- [Stated task] No images are to be carried over; print all other material exactly as it stands.

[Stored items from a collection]
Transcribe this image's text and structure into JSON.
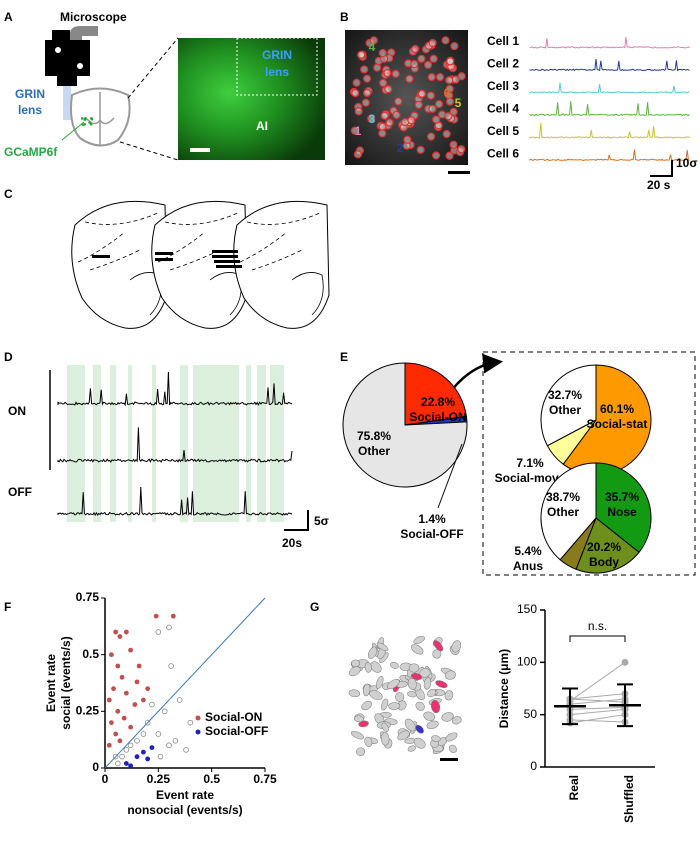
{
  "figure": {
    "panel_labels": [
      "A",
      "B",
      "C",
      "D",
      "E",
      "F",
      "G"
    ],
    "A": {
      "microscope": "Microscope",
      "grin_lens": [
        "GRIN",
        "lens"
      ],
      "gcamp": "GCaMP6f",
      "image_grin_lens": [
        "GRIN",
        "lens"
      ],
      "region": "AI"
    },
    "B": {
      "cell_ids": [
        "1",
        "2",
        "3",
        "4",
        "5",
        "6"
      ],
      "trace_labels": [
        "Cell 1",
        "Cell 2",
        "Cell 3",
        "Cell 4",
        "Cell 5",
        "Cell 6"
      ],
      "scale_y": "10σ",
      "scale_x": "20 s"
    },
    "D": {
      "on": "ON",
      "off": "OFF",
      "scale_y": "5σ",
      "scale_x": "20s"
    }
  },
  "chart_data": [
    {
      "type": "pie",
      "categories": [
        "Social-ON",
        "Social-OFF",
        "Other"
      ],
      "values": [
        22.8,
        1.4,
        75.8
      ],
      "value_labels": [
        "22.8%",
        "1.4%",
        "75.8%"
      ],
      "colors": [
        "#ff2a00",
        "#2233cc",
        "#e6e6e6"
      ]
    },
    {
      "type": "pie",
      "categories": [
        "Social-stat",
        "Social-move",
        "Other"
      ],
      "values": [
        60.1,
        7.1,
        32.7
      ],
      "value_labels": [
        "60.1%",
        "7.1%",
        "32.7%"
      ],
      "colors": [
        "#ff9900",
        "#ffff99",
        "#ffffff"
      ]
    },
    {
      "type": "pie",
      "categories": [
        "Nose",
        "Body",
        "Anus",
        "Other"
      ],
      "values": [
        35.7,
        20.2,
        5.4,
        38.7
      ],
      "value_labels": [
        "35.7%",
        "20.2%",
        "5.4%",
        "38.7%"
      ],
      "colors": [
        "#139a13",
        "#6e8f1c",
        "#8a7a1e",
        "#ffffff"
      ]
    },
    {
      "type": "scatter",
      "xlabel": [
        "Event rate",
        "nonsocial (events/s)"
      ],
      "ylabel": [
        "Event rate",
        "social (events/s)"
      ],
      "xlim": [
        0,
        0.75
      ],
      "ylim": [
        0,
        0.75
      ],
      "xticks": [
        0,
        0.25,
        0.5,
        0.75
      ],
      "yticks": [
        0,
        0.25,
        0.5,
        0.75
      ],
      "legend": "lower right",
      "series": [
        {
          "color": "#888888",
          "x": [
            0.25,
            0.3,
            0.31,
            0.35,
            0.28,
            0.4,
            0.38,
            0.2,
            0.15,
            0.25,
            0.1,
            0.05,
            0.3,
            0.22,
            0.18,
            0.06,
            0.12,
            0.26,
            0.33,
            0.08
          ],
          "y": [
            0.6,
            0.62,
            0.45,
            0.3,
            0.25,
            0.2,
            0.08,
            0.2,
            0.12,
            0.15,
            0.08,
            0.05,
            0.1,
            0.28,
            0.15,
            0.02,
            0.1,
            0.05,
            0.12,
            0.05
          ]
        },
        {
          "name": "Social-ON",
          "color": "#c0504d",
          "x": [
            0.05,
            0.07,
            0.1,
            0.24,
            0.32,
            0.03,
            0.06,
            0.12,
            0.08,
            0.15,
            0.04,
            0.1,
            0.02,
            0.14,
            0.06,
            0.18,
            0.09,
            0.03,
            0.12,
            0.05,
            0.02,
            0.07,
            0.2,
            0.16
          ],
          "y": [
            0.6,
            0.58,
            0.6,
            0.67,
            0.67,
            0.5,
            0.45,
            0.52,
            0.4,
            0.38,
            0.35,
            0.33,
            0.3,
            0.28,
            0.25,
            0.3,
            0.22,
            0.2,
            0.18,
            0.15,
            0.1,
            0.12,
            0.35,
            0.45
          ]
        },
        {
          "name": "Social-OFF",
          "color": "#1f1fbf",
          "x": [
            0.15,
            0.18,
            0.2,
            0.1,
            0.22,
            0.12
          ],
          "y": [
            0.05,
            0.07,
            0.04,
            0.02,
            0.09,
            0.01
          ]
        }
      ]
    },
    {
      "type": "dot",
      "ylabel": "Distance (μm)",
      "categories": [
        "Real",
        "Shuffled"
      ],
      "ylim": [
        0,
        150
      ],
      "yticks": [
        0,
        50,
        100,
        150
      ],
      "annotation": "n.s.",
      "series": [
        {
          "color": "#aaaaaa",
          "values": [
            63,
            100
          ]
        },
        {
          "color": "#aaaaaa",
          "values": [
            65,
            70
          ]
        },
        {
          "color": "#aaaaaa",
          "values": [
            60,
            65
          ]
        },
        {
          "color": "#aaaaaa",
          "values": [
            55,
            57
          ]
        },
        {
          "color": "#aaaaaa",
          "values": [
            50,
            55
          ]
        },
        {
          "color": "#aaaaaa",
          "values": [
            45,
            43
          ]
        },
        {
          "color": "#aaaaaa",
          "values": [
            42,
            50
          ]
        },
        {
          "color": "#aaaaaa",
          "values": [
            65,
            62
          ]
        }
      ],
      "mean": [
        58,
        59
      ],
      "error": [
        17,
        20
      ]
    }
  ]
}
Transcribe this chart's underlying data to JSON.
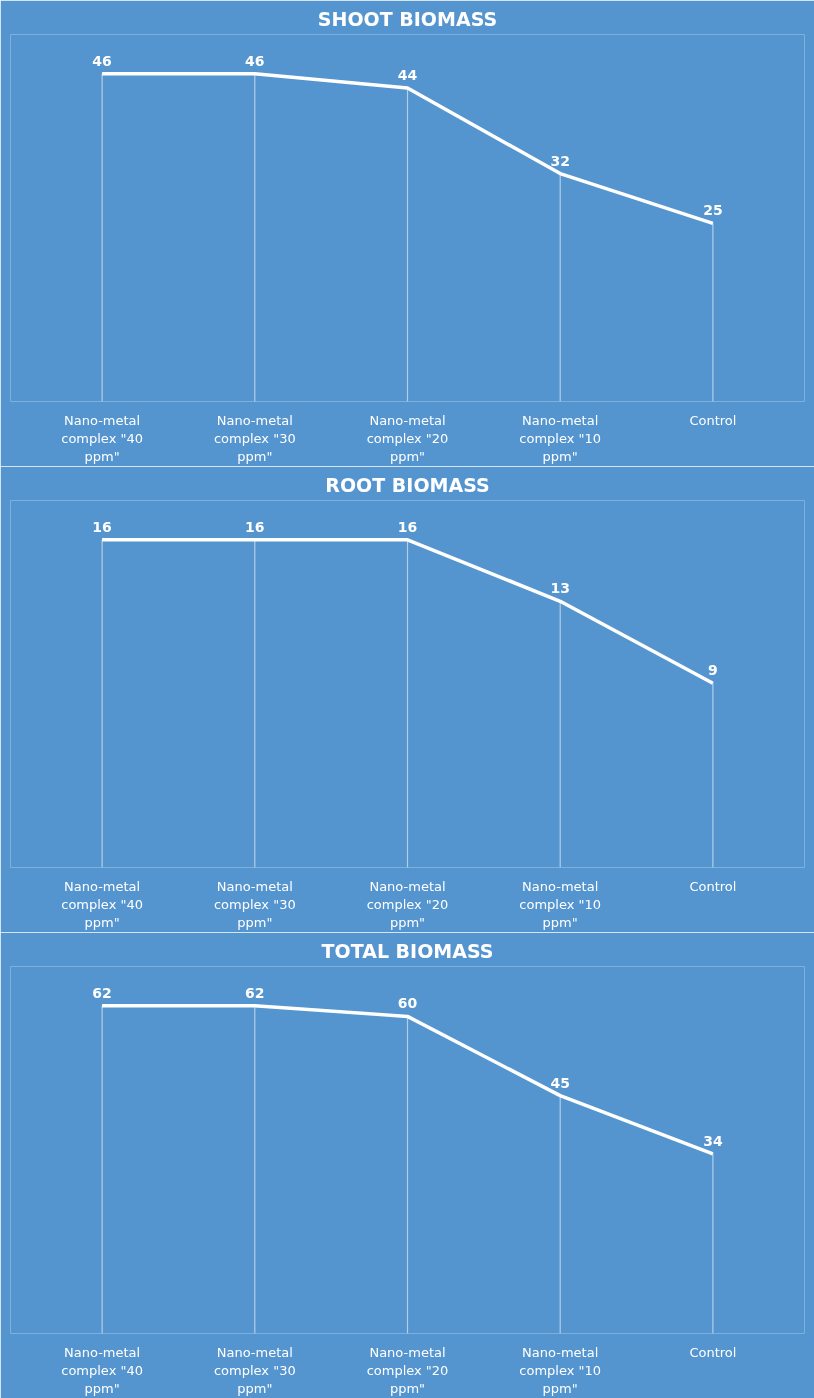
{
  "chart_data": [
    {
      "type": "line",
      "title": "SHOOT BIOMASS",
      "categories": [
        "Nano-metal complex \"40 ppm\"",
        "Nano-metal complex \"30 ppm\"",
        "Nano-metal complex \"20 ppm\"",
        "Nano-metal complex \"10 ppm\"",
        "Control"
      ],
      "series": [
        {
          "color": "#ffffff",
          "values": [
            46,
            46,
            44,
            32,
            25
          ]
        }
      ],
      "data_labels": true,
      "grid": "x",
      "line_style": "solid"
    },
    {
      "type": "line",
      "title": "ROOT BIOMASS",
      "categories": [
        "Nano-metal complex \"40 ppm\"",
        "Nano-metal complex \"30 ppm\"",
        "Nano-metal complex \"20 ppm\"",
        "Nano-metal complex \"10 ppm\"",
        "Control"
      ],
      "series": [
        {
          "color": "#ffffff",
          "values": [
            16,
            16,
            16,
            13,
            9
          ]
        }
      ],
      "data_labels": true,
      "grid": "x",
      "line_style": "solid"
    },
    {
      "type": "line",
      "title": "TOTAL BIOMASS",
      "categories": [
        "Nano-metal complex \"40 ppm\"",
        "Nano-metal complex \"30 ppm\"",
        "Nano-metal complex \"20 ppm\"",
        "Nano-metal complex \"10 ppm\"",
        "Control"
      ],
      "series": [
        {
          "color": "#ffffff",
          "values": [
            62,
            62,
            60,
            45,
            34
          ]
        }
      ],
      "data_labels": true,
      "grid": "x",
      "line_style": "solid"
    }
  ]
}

- [Response to the exercise]
Transcribe this image's text and structure into JSON.
{
  "figure": {
    "panel_labels": [
      "A",
      "B",
      "C",
      "D",
      "E",
      "F",
      "G"
    ],
    "A": {
      "microscope": "Microscope",
      "grin_lens": [
        "GRIN",
        "lens"
      ],
      "gcamp": "GCaMP6f",
      "image_grin_lens": [
        "GRIN",
        "lens"
      ],
      "region": "AI"
    },
    "B": {
      "cell_ids": [
        "1",
        "2",
        "3",
        "4",
        "5",
        "6"
      ],
      "trace_labels": [
        "Cell 1",
        "Cell 2",
        "Cell 3",
        "Cell 4",
        "Cell 5",
        "Cell 6"
      ],
      "scale_y": "10σ",
      "scale_x": "20 s"
    },
    "D": {
      "on": "ON",
      "off": "OFF",
      "scale_y": "5σ",
      "scale_x": "20s"
    }
  },
  "chart_data": [
    {
      "type": "pie",
      "categories": [
        "Social-ON",
        "Social-OFF",
        "Other"
      ],
      "values": [
        22.8,
        1.4,
        75.8
      ],
      "value_labels": [
        "22.8%",
        "1.4%",
        "75.8%"
      ],
      "colors": [
        "#ff2a00",
        "#2233cc",
        "#e6e6e6"
      ]
    },
    {
      "type": "pie",
      "categories": [
        "Social-stat",
        "Social-move",
        "Other"
      ],
      "values": [
        60.1,
        7.1,
        32.7
      ],
      "value_labels": [
        "60.1%",
        "7.1%",
        "32.7%"
      ],
      "colors": [
        "#ff9900",
        "#ffff99",
        "#ffffff"
      ]
    },
    {
      "type": "pie",
      "categories": [
        "Nose",
        "Body",
        "Anus",
        "Other"
      ],
      "values": [
        35.7,
        20.2,
        5.4,
        38.7
      ],
      "value_labels": [
        "35.7%",
        "20.2%",
        "5.4%",
        "38.7%"
      ],
      "colors": [
        "#139a13",
        "#6e8f1c",
        "#8a7a1e",
        "#ffffff"
      ]
    },
    {
      "type": "scatter",
      "xlabel": [
        "Event rate",
        "nonsocial (events/s)"
      ],
      "ylabel": [
        "Event rate",
        "social (events/s)"
      ],
      "xlim": [
        0,
        0.75
      ],
      "ylim": [
        0,
        0.75
      ],
      "xticks": [
        0,
        0.25,
        0.5,
        0.75
      ],
      "yticks": [
        0,
        0.25,
        0.5,
        0.75
      ],
      "legend": "lower right",
      "series": [
        {
          "color": "#888888",
          "x": [
            0.25,
            0.3,
            0.31,
            0.35,
            0.28,
            0.4,
            0.38,
            0.2,
            0.15,
            0.25,
            0.1,
            0.05,
            0.3,
            0.22,
            0.18,
            0.06,
            0.12,
            0.26,
            0.33,
            0.08
          ],
          "y": [
            0.6,
            0.62,
            0.45,
            0.3,
            0.25,
            0.2,
            0.08,
            0.2,
            0.12,
            0.15,
            0.08,
            0.05,
            0.1,
            0.28,
            0.15,
            0.02,
            0.1,
            0.05,
            0.12,
            0.05
          ]
        },
        {
          "name": "Social-ON",
          "color": "#c0504d",
          "x": [
            0.05,
            0.07,
            0.1,
            0.24,
            0.32,
            0.03,
            0.06,
            0.12,
            0.08,
            0.15,
            0.04,
            0.1,
            0.02,
            0.14,
            0.06,
            0.18,
            0.09,
            0.03,
            0.12,
            0.05,
            0.02,
            0.07,
            0.2,
            0.16
          ],
          "y": [
            0.6,
            0.58,
            0.6,
            0.67,
            0.67,
            0.5,
            0.45,
            0.52,
            0.4,
            0.38,
            0.35,
            0.33,
            0.3,
            0.28,
            0.25,
            0.3,
            0.22,
            0.2,
            0.18,
            0.15,
            0.1,
            0.12,
            0.35,
            0.45
          ]
        },
        {
          "name": "Social-OFF",
          "color": "#1f1fbf",
          "x": [
            0.15,
            0.18,
            0.2,
            0.1,
            0.22,
            0.12
          ],
          "y": [
            0.05,
            0.07,
            0.04,
            0.02,
            0.09,
            0.01
          ]
        }
      ]
    },
    {
      "type": "dot",
      "ylabel": "Distance (μm)",
      "categories": [
        "Real",
        "Shuffled"
      ],
      "ylim": [
        0,
        150
      ],
      "yticks": [
        0,
        50,
        100,
        150
      ],
      "annotation": "n.s.",
      "series": [
        {
          "color": "#aaaaaa",
          "values": [
            63,
            100
          ]
        },
        {
          "color": "#aaaaaa",
          "values": [
            65,
            70
          ]
        },
        {
          "color": "#aaaaaa",
          "values": [
            60,
            65
          ]
        },
        {
          "color": "#aaaaaa",
          "values": [
            55,
            57
          ]
        },
        {
          "color": "#aaaaaa",
          "values": [
            50,
            55
          ]
        },
        {
          "color": "#aaaaaa",
          "values": [
            45,
            43
          ]
        },
        {
          "color": "#aaaaaa",
          "values": [
            42,
            50
          ]
        },
        {
          "color": "#aaaaaa",
          "values": [
            65,
            62
          ]
        }
      ],
      "mean": [
        58,
        59
      ],
      "error": [
        17,
        20
      ]
    }
  ]
}
Transcribe this chart's underlying data to JSON.
{
  "chart_data": [
    {
      "type": "line",
      "title": "SHOOT BIOMASS",
      "categories": [
        "Nano-metal complex \"40 ppm\"",
        "Nano-metal complex \"30 ppm\"",
        "Nano-metal complex \"20 ppm\"",
        "Nano-metal complex \"10 ppm\"",
        "Control"
      ],
      "series": [
        {
          "color": "#ffffff",
          "values": [
            46,
            46,
            44,
            32,
            25
          ]
        }
      ],
      "data_labels": true,
      "grid": "x",
      "line_style": "solid"
    },
    {
      "type": "line",
      "title": "ROOT BIOMASS",
      "categories": [
        "Nano-metal complex \"40 ppm\"",
        "Nano-metal complex \"30 ppm\"",
        "Nano-metal complex \"20 ppm\"",
        "Nano-metal complex \"10 ppm\"",
        "Control"
      ],
      "series": [
        {
          "color": "#ffffff",
          "values": [
            16,
            16,
            16,
            13,
            9
          ]
        }
      ],
      "data_labels": true,
      "grid": "x",
      "line_style": "solid"
    },
    {
      "type": "line",
      "title": "TOTAL BIOMASS",
      "categories": [
        "Nano-metal complex \"40 ppm\"",
        "Nano-metal complex \"30 ppm\"",
        "Nano-metal complex \"20 ppm\"",
        "Nano-metal complex \"10 ppm\"",
        "Control"
      ],
      "series": [
        {
          "color": "#ffffff",
          "values": [
            62,
            62,
            60,
            45,
            34
          ]
        }
      ],
      "data_labels": true,
      "grid": "x",
      "line_style": "solid"
    }
  ]
}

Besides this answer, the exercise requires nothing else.